-- RECORDS SUPPLIED start --
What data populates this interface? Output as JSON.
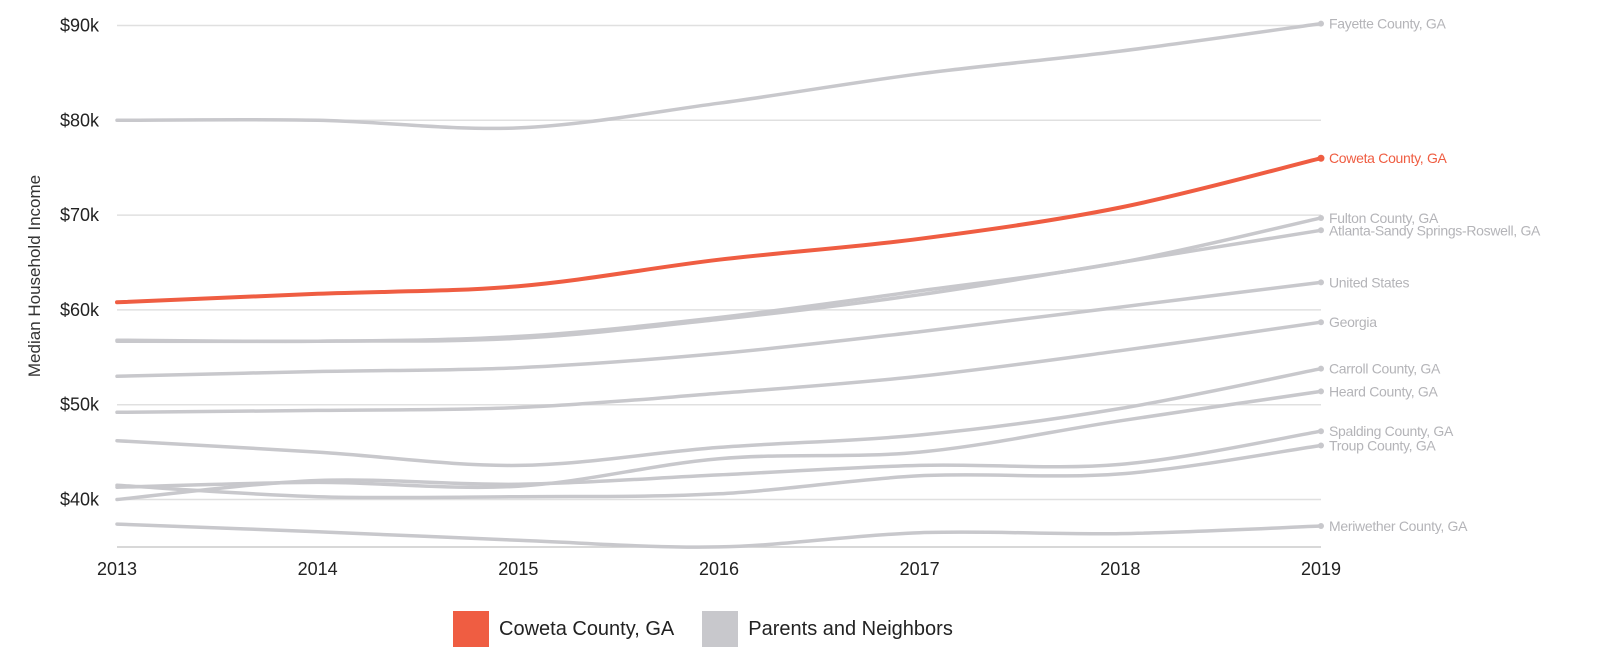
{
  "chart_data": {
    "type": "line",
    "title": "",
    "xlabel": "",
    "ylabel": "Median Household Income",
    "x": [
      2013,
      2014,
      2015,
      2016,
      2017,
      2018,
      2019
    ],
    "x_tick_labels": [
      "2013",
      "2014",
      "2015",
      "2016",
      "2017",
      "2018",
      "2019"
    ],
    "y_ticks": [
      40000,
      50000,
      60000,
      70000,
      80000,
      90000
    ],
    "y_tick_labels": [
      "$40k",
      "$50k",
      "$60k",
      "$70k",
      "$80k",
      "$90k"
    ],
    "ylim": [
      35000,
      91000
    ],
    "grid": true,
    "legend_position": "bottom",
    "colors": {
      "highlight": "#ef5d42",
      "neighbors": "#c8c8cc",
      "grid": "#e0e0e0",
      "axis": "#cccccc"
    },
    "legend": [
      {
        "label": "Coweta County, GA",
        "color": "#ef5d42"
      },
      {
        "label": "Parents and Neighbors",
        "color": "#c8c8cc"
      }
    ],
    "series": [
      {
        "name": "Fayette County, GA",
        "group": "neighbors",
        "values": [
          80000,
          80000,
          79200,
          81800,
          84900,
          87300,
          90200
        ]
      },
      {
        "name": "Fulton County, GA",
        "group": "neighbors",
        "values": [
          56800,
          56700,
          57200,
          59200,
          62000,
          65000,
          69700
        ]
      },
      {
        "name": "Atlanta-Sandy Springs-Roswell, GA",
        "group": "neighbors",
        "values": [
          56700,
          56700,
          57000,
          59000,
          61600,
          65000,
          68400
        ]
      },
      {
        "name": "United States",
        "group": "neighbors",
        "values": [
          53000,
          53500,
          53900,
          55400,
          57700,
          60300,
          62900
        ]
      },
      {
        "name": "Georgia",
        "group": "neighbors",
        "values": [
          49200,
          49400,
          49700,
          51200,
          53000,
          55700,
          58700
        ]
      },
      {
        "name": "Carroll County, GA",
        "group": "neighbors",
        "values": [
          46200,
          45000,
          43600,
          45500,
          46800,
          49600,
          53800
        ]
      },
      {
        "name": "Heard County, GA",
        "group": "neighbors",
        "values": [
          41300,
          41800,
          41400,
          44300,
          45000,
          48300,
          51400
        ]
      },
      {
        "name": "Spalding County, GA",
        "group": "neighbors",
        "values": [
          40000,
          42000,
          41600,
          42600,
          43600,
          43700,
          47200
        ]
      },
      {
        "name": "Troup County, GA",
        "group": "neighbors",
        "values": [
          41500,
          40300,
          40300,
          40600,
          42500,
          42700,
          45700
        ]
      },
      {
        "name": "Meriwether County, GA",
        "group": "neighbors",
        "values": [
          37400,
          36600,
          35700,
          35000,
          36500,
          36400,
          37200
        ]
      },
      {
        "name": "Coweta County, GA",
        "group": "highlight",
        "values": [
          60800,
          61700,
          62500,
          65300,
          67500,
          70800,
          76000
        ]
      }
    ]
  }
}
-- RECORDS SUPPLIED end --
Find the lines that include the string "Coweta", then copy each of them.

        "label": "Coweta County, GA",
        "name": "Coweta County, GA",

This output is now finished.